Copy out the listing that follows, exact in every word, and skip the images.

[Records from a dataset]
----

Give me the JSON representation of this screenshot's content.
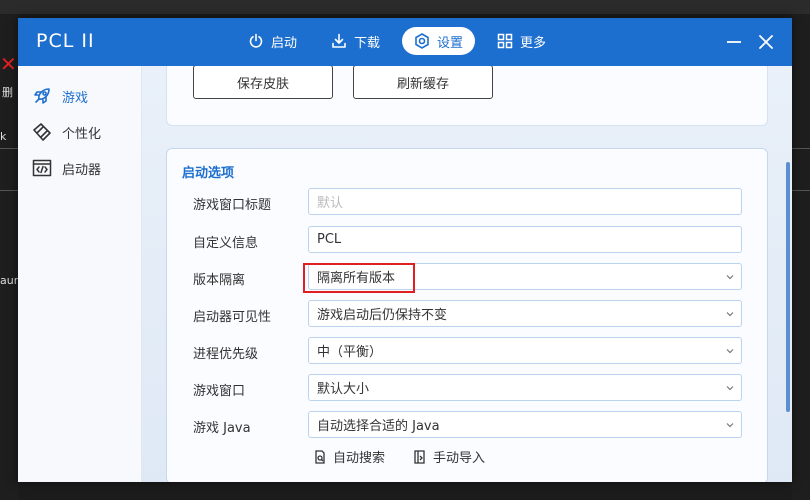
{
  "window": {
    "title": "PCL II"
  },
  "nav": {
    "items": [
      {
        "label": "启动",
        "icon": "power-icon"
      },
      {
        "label": "下载",
        "icon": "download-icon"
      },
      {
        "label": "设置",
        "icon": "gear-icon",
        "active": true
      },
      {
        "label": "更多",
        "icon": "grid-icon"
      }
    ]
  },
  "sidebar": {
    "items": [
      {
        "label": "游戏",
        "icon": "rocket-icon",
        "active": true
      },
      {
        "label": "个性化",
        "icon": "brush-icon"
      },
      {
        "label": "启动器",
        "icon": "code-window-icon"
      }
    ]
  },
  "top_card": {
    "save_skin": "保存皮肤",
    "refresh_cache": "刷新缓存"
  },
  "launch_options": {
    "title": "启动选项",
    "rows": [
      {
        "label": "游戏窗口标题",
        "value": "",
        "placeholder": "默认"
      },
      {
        "label": "自定义信息",
        "value": "PCL"
      },
      {
        "label": "版本隔离",
        "value": "隔离所有版本"
      },
      {
        "label": "启动器可见性",
        "value": "游戏启动后仍保持不变"
      },
      {
        "label": "进程优先级",
        "value": "中（平衡）"
      },
      {
        "label": "游戏窗口",
        "value": "默认大小"
      },
      {
        "label": "游戏 Java",
        "value": "自动选择合适的 Java"
      }
    ],
    "auto_search": "自动搜索",
    "manual_import": "手动导入"
  },
  "background": {
    "fragment_1": "删",
    "fragment_2": "k",
    "fragment_3": "aun"
  },
  "colors": {
    "accent": "#1d6fcf",
    "highlight_box": "#e02020"
  }
}
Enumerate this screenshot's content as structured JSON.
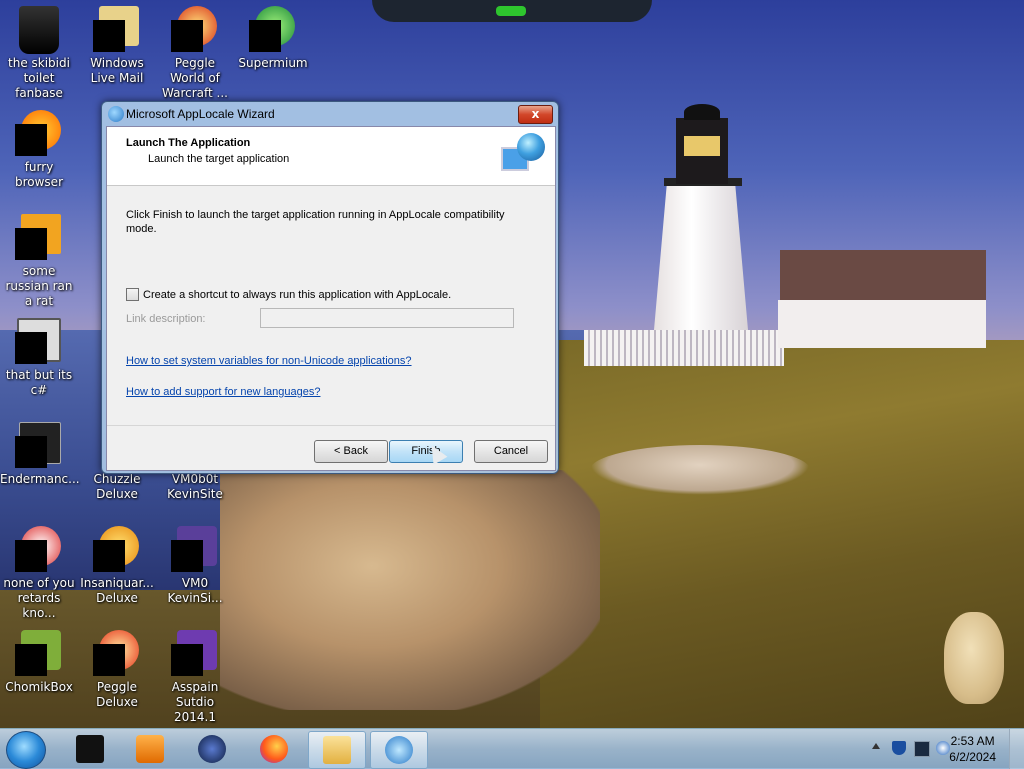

----

ANSWER FOR THE TASK =>
Give me the JSON representation of this screenshot's content.
{
  "window": {
    "title": "PCL II"
  },
  "nav": {
    "items": [
      {
        "label": "启动",
        "icon": "power-icon"
      },
      {
        "label": "下载",
        "icon": "download-icon"
      },
      {
        "label": "设置",
        "icon": "gear-icon",
        "active": true
      },
      {
        "label": "更多",
        "icon": "grid-icon"
      }
    ]
  },
  "sidebar": {
    "items": [
      {
        "label": "游戏",
        "icon": "rocket-icon",
        "active": true
      },
      {
        "label": "个性化",
        "icon": "brush-icon"
      },
      {
        "label": "启动器",
        "icon": "code-window-icon"
      }
    ]
  },
  "top_card": {
    "save_skin": "保存皮肤",
    "refresh_cache": "刷新缓存"
  },
  "launch_options": {
    "title": "启动选项",
    "rows": [
      {
        "label": "游戏窗口标题",
        "value": "",
        "placeholder": "默认"
      },
      {
        "label": "自定义信息",
        "value": "PCL"
      },
      {
        "label": "版本隔离",
        "value": "隔离所有版本"
      },
      {
        "label": "启动器可见性",
        "value": "游戏启动后仍保持不变"
      },
      {
        "label": "进程优先级",
        "value": "中（平衡）"
      },
      {
        "label": "游戏窗口",
        "value": "默认大小"
      },
      {
        "label": "游戏 Java",
        "value": "自动选择合适的 Java"
      }
    ],
    "auto_search": "自动搜索",
    "manual_import": "手动导入"
  },
  "background": {
    "fragment_1": "删",
    "fragment_2": "k",
    "fragment_3": "aun"
  },
  "colors": {
    "accent": "#1d6fcf",
    "highlight_box": "#e02020"
  }
}
Enumerate this screenshot's content as structured JSON.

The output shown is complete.